start
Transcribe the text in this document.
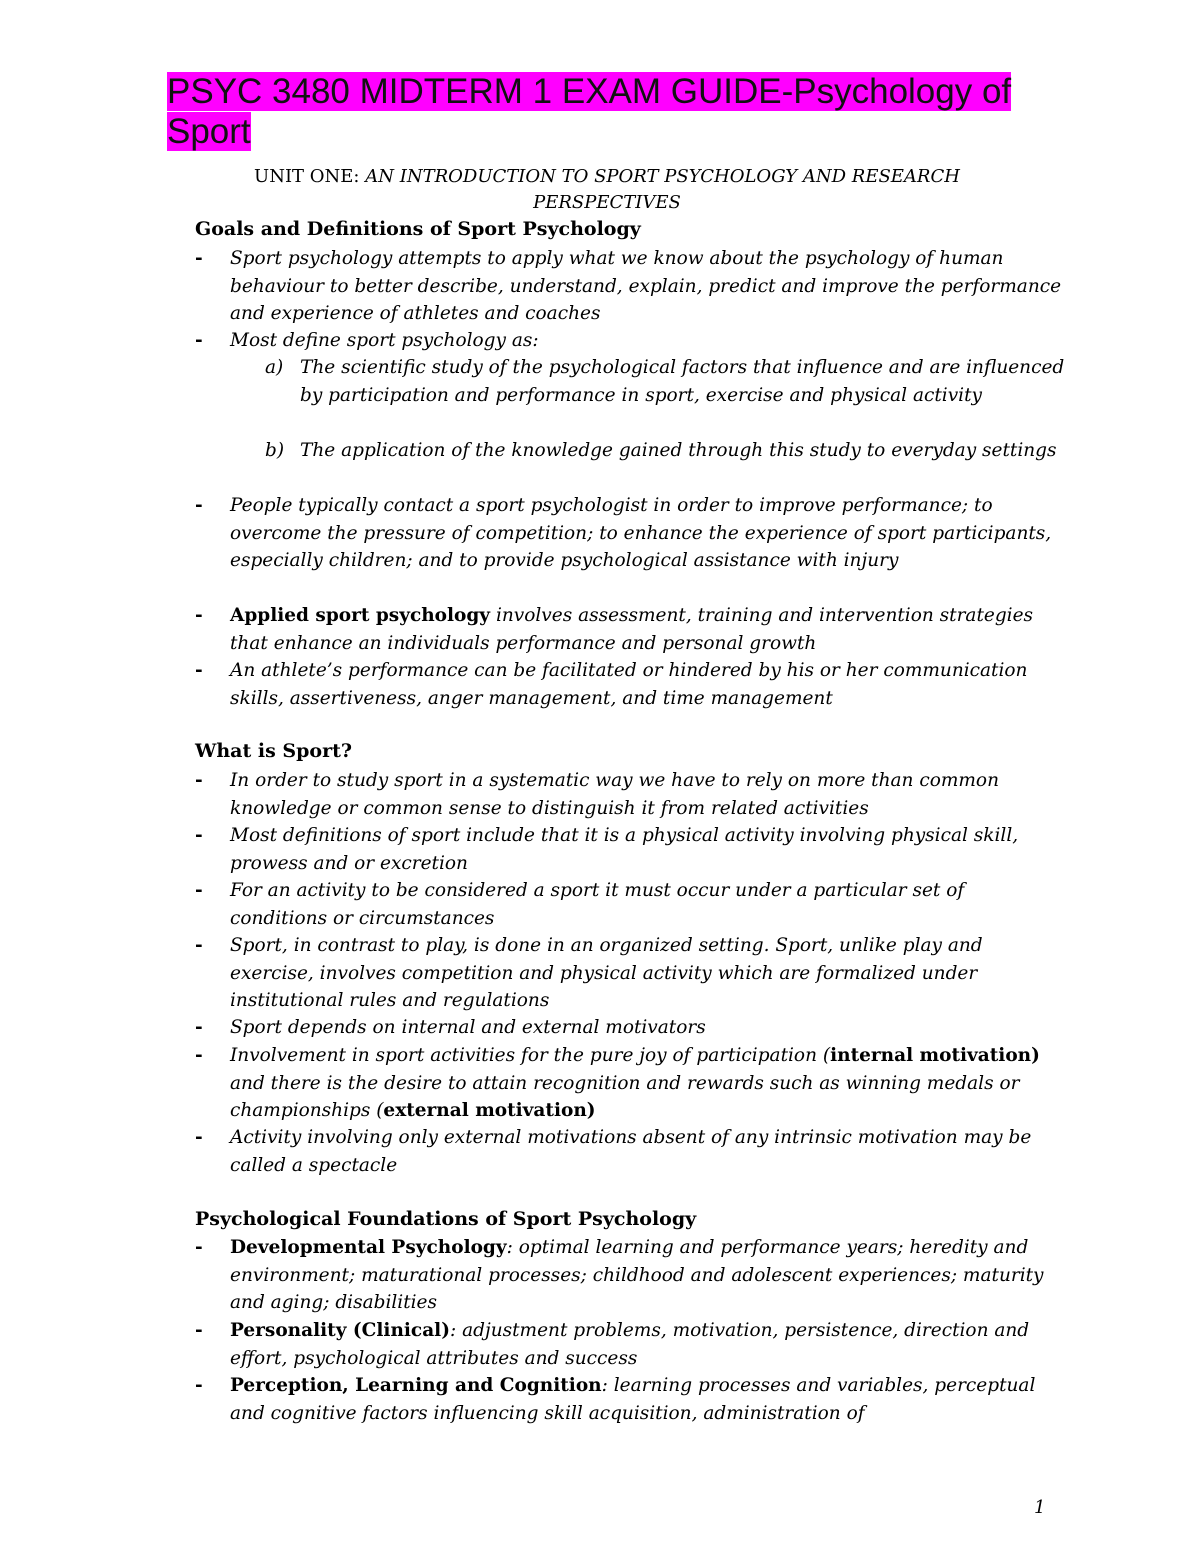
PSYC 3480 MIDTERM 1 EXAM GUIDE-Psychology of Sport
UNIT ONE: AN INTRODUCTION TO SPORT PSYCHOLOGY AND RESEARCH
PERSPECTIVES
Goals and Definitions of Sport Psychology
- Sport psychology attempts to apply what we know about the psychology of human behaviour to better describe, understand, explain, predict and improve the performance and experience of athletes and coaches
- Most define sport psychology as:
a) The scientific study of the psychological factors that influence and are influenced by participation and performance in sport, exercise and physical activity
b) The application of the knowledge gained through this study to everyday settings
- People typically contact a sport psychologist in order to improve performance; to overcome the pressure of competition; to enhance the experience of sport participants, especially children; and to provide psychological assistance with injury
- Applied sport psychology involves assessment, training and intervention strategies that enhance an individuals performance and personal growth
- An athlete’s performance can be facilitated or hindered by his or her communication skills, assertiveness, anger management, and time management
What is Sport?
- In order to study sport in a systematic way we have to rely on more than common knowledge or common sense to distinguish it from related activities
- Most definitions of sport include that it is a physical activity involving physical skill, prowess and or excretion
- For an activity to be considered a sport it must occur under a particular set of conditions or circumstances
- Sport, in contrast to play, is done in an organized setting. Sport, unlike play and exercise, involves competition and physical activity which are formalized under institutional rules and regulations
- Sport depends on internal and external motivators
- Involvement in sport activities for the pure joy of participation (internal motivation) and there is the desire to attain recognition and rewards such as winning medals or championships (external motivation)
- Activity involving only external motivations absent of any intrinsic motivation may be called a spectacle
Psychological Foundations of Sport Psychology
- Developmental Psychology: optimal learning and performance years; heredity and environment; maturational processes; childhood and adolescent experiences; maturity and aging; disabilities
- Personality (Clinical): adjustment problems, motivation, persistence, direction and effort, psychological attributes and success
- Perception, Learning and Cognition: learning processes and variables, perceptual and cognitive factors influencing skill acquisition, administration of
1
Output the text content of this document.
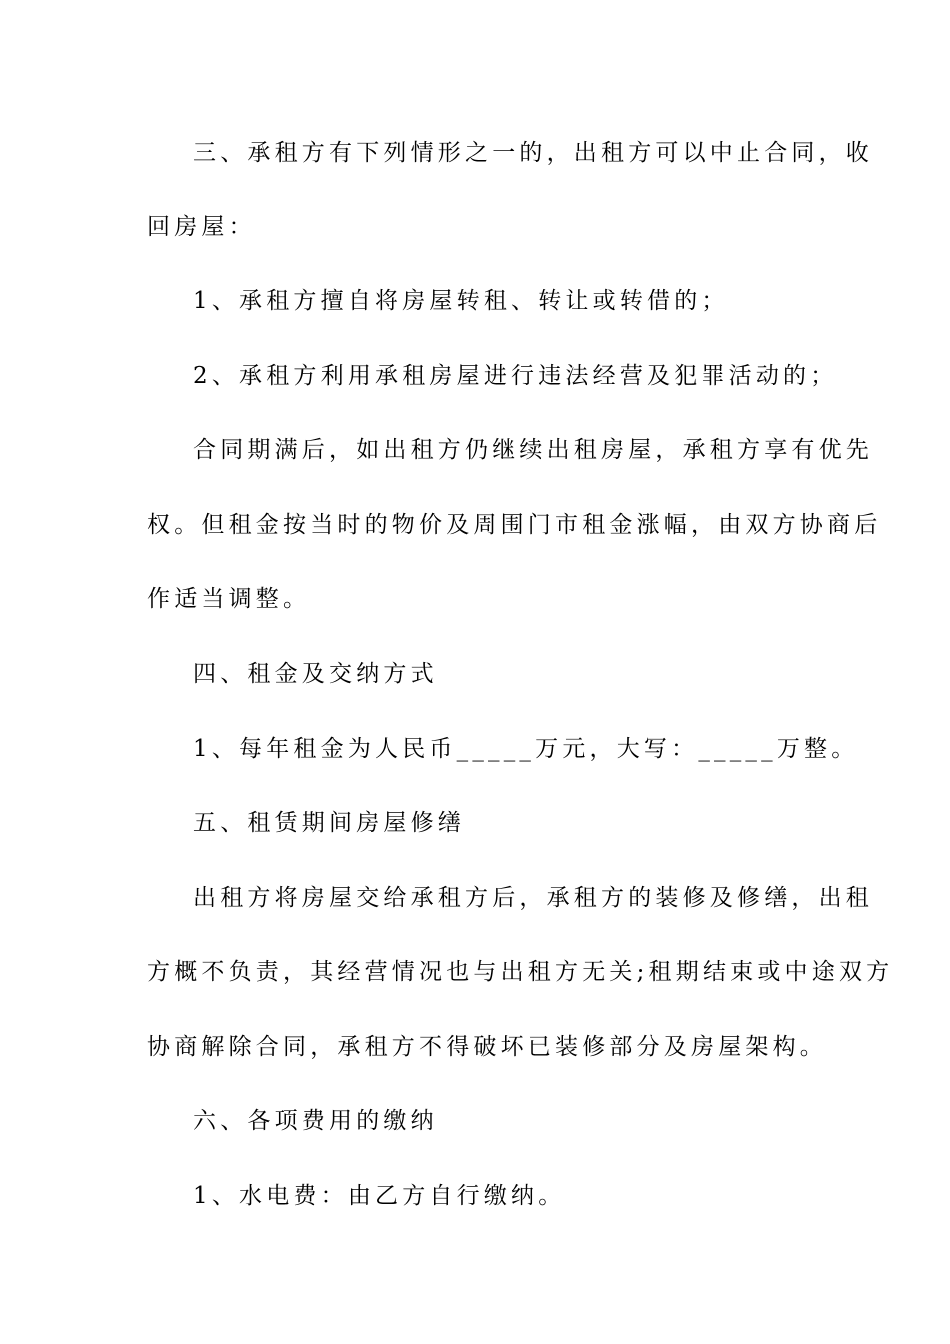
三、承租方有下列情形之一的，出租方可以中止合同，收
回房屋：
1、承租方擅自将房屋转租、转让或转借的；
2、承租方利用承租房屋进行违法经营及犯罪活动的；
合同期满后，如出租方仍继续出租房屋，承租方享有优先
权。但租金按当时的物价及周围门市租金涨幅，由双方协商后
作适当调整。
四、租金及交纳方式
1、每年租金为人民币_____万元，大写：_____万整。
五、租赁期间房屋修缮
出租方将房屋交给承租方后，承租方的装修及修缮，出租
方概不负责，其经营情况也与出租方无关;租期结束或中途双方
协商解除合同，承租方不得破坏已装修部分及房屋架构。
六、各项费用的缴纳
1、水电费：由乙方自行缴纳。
end
■ **What this task involves**
Every entry above is to be set down exactly; the pictures are to be left out.

■ **Answer to this problem**
Transcribe the text in this document.
PSYC 3480 MIDTERM 1 EXAM GUIDE-Psychology of Sport
UNIT ONE: AN INTRODUCTION TO SPORT PSYCHOLOGY AND RESEARCH
PERSPECTIVES
Goals and Definitions of Sport Psychology
- Sport psychology attempts to apply what we know about the psychology of human behaviour to better describe, understand, explain, predict and improve the performance and experience of athletes and coaches
- Most define sport psychology as:
a) The scientific study of the psychological factors that influence and are influenced by participation and performance in sport, exercise and physical activity
b) The application of the knowledge gained through this study to everyday settings
- People typically contact a sport psychologist in order to improve performance; to overcome the pressure of competition; to enhance the experience of sport participants, especially children; and to provide psychological assistance with injury
- Applied sport psychology involves assessment, training and intervention strategies that enhance an individuals performance and personal growth
- An athlete’s performance can be facilitated or hindered by his or her communication skills, assertiveness, anger management, and time management
What is Sport?
- In order to study sport in a systematic way we have to rely on more than common knowledge or common sense to distinguish it from related activities
- Most definitions of sport include that it is a physical activity involving physical skill, prowess and or excretion
- For an activity to be considered a sport it must occur under a particular set of conditions or circumstances
- Sport, in contrast to play, is done in an organized setting. Sport, unlike play and exercise, involves competition and physical activity which are formalized under institutional rules and regulations
- Sport depends on internal and external motivators
- Involvement in sport activities for the pure joy of participation (internal motivation) and there is the desire to attain recognition and rewards such as winning medals or championships (external motivation)
- Activity involving only external motivations absent of any intrinsic motivation may be called a spectacle
Psychological Foundations of Sport Psychology
- Developmental Psychology: optimal learning and performance years; heredity and environment; maturational processes; childhood and adolescent experiences; maturity and aging; disabilities
- Personality (Clinical): adjustment problems, motivation, persistence, direction and effort, psychological attributes and success
- Perception, Learning and Cognition: learning processes and variables, perceptual and cognitive factors influencing skill acquisition, administration of
1
Output the text content of this document.
三、承租方有下列情形之一的，出租方可以中止合同，收
回房屋：
1、承租方擅自将房屋转租、转让或转借的；
2、承租方利用承租房屋进行违法经营及犯罪活动的；
合同期满后，如出租方仍继续出租房屋，承租方享有优先
权。但租金按当时的物价及周围门市租金涨幅，由双方协商后
作适当调整。
四、租金及交纳方式
1、每年租金为人民币_____万元，大写：_____万整。
五、租赁期间房屋修缮
出租方将房屋交给承租方后，承租方的装修及修缮，出租
方概不负责，其经营情况也与出租方无关;租期结束或中途双方
协商解除合同，承租方不得破坏已装修部分及房屋架构。
六、各项费用的缴纳
1、水电费：由乙方自行缴纳。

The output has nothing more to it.